Collected data:
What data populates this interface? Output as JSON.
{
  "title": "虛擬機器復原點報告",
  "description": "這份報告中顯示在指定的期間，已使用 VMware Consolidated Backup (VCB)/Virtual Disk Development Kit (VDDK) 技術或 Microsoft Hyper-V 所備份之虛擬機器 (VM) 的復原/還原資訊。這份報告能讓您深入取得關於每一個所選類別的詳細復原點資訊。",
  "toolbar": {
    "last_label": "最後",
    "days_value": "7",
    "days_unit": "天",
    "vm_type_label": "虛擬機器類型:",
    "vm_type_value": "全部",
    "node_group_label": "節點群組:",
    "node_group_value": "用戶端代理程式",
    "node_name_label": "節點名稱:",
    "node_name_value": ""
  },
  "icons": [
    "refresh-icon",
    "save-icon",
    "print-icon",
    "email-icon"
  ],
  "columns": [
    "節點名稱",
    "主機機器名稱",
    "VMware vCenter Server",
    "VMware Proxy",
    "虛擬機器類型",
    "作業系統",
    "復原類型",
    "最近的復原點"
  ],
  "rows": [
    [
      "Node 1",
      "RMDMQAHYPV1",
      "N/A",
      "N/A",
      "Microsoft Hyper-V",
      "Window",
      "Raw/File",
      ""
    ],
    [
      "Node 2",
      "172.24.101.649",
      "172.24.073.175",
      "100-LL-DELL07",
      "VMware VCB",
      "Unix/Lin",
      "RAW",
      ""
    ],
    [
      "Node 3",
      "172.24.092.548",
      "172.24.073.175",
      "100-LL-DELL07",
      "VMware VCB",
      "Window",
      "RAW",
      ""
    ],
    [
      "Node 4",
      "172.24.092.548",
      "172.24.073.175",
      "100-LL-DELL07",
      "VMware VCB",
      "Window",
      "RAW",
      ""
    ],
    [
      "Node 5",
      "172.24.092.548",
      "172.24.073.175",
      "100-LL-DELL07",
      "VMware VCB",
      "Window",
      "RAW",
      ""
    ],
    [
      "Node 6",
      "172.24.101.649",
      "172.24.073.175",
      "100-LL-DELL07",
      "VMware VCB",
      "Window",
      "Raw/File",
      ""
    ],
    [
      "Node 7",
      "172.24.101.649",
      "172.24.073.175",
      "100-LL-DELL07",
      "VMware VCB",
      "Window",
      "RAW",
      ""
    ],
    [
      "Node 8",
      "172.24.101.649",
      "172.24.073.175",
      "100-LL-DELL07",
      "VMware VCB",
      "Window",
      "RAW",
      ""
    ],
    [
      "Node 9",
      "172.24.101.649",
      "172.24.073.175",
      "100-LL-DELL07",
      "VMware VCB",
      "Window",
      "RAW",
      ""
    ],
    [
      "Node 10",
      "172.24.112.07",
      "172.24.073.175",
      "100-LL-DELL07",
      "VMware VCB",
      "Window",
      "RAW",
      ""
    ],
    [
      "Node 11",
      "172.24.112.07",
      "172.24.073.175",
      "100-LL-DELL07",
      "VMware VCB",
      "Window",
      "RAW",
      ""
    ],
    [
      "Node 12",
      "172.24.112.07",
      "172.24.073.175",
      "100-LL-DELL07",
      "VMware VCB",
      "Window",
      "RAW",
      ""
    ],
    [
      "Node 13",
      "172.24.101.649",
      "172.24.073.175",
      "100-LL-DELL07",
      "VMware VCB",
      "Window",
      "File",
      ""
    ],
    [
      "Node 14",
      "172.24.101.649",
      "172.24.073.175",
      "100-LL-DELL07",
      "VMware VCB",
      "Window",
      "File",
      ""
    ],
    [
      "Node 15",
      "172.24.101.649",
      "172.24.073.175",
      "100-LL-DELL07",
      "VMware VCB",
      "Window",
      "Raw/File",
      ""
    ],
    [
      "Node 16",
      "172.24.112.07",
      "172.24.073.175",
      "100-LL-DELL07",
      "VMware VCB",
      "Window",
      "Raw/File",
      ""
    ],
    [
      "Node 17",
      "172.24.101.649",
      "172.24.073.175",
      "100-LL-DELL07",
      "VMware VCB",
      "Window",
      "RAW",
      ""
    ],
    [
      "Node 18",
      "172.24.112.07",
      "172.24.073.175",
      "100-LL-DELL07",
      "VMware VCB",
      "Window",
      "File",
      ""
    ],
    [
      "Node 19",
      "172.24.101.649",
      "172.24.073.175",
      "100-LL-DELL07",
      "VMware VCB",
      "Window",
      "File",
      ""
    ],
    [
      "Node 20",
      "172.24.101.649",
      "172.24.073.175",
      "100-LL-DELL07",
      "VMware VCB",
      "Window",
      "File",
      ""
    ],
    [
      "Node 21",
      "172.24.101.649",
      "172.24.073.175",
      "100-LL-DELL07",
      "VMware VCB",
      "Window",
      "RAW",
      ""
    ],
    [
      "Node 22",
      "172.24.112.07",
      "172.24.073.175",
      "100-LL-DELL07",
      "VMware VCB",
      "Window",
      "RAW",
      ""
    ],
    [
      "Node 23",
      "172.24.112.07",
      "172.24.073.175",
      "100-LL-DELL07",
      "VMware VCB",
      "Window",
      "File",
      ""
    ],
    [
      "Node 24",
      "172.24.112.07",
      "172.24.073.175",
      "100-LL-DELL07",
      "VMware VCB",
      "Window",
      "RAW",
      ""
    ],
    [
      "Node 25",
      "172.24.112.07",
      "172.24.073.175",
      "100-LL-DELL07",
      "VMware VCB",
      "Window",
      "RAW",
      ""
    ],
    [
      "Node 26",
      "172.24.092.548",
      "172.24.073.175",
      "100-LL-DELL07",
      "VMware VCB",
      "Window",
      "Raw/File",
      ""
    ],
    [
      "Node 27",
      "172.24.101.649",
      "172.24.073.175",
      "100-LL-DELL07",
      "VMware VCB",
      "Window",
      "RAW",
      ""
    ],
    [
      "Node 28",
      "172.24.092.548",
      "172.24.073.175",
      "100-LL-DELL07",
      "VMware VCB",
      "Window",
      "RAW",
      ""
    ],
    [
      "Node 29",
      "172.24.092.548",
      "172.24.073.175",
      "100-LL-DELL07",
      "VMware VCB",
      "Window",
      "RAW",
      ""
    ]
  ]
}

■ **Required task**
Go through the entries above and pull out each line with "Microsoft" in it.

■ **Solution below**
  "description": "這份報告中顯示在指定的期間，已使用 VMware Consolidated Backup (VCB)/Virtual Disk Development Kit (VDDK) 技術或 Microsoft Hyper-V 所備份之虛擬機器 (VM) 的復原/還原資訊。這份報告能讓您深入取得關於每一個所選類別的詳細復原點資訊。",
      "Microsoft Hyper-V",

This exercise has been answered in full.